### MATERIALS PROVIDED ###
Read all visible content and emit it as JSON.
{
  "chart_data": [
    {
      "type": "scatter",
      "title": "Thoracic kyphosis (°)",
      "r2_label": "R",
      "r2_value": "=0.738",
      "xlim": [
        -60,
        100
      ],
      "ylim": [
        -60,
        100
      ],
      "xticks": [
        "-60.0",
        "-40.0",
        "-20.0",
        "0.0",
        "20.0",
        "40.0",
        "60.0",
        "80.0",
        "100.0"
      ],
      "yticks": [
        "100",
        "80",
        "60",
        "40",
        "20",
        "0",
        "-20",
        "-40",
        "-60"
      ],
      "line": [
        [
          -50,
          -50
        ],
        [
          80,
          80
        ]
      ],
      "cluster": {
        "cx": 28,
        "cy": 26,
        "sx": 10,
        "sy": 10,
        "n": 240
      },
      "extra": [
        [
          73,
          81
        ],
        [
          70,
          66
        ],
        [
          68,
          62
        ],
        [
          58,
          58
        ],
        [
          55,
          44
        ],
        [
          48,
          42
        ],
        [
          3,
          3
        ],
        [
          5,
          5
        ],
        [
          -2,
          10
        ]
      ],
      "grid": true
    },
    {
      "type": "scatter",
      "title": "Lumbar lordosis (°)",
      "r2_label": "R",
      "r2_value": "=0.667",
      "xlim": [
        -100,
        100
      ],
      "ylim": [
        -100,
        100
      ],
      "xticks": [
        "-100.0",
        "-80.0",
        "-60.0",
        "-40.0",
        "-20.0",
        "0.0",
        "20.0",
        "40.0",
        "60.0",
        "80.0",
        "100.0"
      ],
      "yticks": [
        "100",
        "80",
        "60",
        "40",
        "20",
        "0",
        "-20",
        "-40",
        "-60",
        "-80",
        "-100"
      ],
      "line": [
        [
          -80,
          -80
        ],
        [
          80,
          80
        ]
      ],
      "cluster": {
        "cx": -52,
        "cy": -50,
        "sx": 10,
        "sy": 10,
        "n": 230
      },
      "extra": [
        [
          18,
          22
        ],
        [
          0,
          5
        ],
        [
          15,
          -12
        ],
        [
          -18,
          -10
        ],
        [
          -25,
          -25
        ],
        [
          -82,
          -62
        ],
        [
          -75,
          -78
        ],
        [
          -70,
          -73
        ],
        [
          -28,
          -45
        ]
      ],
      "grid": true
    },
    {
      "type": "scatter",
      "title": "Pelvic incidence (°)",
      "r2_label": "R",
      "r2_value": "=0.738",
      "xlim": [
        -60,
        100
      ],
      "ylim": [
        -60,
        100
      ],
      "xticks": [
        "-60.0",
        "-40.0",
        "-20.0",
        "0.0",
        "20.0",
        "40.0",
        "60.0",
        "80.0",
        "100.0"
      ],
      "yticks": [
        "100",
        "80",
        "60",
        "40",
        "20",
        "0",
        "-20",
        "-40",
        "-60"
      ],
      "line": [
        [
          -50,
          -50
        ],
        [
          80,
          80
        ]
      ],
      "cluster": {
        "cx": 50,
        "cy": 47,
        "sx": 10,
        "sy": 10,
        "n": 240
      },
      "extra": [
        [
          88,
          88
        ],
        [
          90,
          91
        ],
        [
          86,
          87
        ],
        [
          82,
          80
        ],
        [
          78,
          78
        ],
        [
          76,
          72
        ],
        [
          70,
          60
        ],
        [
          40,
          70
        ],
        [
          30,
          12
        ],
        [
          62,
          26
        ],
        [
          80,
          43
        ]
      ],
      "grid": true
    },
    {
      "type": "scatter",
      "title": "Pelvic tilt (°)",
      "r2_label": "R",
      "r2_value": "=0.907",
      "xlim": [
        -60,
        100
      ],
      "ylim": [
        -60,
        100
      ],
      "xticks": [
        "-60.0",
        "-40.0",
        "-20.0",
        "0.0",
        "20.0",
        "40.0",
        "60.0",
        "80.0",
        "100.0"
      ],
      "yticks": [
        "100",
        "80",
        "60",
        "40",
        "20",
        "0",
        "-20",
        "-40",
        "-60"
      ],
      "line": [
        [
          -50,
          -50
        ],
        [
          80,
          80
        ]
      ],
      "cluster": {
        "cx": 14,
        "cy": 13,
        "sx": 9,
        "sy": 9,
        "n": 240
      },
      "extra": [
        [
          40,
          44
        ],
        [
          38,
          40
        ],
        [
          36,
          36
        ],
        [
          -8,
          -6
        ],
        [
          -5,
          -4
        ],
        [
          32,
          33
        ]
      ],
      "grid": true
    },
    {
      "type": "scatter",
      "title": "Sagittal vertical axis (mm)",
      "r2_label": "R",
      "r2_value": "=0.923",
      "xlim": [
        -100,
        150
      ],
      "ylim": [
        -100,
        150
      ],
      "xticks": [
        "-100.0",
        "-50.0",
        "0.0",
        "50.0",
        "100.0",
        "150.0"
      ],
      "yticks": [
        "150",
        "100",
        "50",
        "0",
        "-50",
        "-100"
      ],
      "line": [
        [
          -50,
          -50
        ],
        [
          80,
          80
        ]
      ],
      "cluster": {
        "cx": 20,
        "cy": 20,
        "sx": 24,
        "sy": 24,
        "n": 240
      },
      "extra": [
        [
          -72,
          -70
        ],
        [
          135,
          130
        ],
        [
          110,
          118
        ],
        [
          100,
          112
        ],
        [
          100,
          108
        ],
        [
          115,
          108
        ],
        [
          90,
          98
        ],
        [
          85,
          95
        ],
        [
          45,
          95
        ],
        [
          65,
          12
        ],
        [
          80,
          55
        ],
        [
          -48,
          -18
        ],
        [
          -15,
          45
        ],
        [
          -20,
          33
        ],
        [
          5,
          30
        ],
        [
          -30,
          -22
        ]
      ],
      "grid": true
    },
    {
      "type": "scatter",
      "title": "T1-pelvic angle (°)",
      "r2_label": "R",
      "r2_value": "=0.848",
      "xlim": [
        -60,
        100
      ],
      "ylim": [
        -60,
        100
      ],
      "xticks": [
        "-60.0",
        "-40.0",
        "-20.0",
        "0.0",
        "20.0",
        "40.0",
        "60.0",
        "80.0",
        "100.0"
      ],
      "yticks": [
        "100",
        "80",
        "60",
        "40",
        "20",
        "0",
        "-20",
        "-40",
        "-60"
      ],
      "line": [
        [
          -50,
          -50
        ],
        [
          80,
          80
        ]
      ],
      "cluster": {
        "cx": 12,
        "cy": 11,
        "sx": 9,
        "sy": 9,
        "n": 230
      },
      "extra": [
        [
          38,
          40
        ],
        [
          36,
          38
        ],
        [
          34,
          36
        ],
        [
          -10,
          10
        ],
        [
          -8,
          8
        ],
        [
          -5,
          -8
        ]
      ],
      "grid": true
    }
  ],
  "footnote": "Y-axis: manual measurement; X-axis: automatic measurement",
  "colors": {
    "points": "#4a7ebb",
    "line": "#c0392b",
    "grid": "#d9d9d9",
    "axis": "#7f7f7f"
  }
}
###
**PROBLEM STATEMENT:** Copy out the lines in which the string "title" appears.

**EXPECTED ANSWER:**
      "title": "Thoracic kyphosis (°)",
      "title": "Lumbar lordosis (°)",
      "title": "Pelvic incidence (°)",
      "title": "Pelvic tilt (°)",
      "title": "Sagittal vertical axis (mm)",
      "title": "T1-pelvic angle (°)",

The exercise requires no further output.